Task brief: Find the string "łatwe" in the listing and report every line that has it.

(Data entries)
● ● ●
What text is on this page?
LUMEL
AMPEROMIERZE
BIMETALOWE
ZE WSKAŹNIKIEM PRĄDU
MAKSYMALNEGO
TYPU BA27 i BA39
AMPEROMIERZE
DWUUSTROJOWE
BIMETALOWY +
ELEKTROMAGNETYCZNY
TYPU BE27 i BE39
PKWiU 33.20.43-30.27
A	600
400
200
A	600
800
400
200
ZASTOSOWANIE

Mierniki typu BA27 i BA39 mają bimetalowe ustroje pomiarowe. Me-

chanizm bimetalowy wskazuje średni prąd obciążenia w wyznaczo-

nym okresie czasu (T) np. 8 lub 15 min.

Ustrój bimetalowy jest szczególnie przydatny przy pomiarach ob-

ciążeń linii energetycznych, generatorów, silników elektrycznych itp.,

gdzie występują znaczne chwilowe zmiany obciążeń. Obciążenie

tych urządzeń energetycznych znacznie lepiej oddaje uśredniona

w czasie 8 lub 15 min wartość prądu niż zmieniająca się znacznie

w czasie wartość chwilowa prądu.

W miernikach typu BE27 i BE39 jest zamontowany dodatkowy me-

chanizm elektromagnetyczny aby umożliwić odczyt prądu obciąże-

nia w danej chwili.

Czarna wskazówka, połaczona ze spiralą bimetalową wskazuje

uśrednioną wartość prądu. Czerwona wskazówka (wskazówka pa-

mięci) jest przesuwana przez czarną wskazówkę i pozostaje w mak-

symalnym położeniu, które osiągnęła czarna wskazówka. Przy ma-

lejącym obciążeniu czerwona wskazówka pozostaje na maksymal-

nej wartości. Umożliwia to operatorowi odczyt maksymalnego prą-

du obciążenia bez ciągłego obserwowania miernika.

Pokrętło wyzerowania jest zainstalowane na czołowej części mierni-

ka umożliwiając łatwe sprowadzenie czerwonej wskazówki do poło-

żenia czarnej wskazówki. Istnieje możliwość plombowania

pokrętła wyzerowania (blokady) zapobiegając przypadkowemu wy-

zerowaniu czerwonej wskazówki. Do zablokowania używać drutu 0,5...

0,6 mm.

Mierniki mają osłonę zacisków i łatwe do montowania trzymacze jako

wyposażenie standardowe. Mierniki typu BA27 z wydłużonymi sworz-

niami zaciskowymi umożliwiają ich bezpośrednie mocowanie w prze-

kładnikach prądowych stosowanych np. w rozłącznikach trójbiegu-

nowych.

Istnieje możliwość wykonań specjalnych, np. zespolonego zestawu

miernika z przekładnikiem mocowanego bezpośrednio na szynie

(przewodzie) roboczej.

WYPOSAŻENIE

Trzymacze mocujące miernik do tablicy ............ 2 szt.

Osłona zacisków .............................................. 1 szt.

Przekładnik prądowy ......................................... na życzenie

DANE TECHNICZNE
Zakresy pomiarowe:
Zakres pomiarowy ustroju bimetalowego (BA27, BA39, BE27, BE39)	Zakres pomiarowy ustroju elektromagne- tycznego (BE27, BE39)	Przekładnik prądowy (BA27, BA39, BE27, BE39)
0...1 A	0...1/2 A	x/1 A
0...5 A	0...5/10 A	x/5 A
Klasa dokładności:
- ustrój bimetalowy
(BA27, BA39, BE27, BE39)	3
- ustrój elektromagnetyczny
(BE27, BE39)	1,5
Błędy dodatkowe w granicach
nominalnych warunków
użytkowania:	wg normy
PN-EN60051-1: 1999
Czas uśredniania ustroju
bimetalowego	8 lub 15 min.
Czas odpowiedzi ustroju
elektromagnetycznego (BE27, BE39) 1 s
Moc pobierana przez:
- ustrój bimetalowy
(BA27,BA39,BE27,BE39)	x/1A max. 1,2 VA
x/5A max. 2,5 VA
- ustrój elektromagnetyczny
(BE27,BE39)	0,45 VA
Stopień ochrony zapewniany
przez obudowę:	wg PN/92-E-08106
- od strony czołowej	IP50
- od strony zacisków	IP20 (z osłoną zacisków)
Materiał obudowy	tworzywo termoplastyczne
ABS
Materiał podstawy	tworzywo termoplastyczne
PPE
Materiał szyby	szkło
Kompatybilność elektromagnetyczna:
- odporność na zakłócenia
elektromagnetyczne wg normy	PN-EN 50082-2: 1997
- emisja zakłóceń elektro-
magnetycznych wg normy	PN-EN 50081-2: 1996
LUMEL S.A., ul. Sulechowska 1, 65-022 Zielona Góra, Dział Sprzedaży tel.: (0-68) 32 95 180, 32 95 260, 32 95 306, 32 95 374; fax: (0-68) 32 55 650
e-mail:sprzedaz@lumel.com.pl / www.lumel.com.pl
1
● ● ●
Problem solution:
ka umożliwiając łatwe sprowadzenie czerwonej wskazówki do poło-
Mierniki mają osłonę zacisków i łatwe do montowania trzymacze jako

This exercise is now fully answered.